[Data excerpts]
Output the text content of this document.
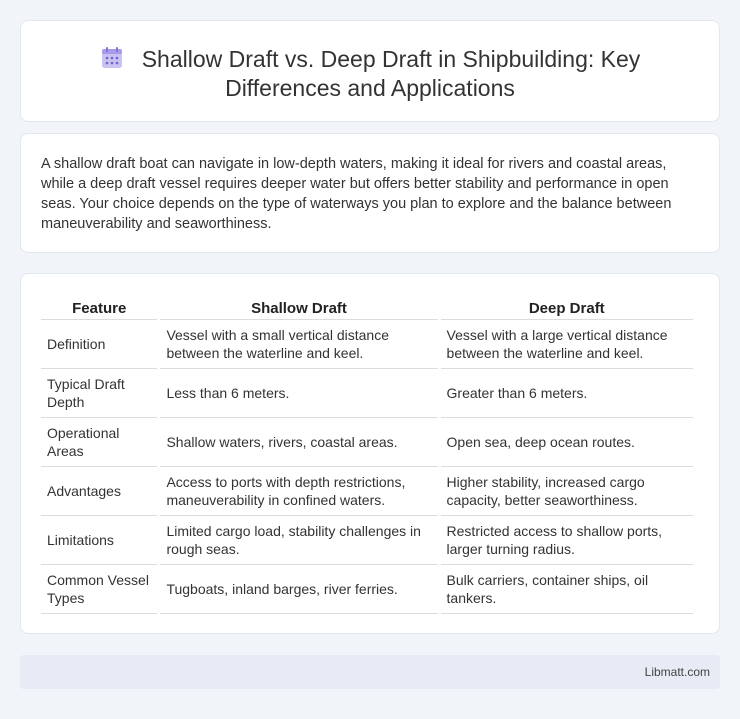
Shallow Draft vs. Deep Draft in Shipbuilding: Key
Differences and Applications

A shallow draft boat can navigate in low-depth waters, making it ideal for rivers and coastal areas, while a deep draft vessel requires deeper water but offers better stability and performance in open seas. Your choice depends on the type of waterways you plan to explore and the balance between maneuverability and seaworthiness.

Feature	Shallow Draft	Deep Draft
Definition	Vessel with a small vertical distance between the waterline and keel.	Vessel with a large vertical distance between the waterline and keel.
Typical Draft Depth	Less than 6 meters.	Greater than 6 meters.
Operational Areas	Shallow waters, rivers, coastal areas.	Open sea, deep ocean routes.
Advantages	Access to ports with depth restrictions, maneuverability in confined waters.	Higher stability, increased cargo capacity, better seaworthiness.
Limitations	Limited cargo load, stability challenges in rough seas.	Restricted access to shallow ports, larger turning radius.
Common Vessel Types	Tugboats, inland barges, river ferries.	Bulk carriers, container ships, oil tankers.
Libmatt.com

TASK DETAILS >>
Transcribe the records verbatim and omit the images.

OUTPUT >>
Output the text content of this document.
Shallow Draft vs. Deep Draft in Shipbuilding: Key
Differences and Applications

A shallow draft boat can navigate in low-depth waters, making it ideal for rivers and coastal areas, while a deep draft vessel requires deeper water but offers better stability and performance in open seas. Your choice depends on the type of waterways you plan to explore and the balance between maneuverability and seaworthiness.

Feature	Shallow Draft	Deep Draft
Definition	Vessel with a small vertical distance between the waterline and keel.	Vessel with a large vertical distance between the waterline and keel.
Typical Draft Depth	Less than 6 meters.	Greater than 6 meters.
Operational Areas	Shallow waters, rivers, coastal areas.	Open sea, deep ocean routes.
Advantages	Access to ports with depth restrictions, maneuverability in confined waters.	Higher stability, increased cargo capacity, better seaworthiness.
Limitations	Limited cargo load, stability challenges in rough seas.	Restricted access to shallow ports, larger turning radius.
Common Vessel Types	Tugboats, inland barges, river ferries.	Bulk carriers, container ships, oil tankers.
Libmatt.com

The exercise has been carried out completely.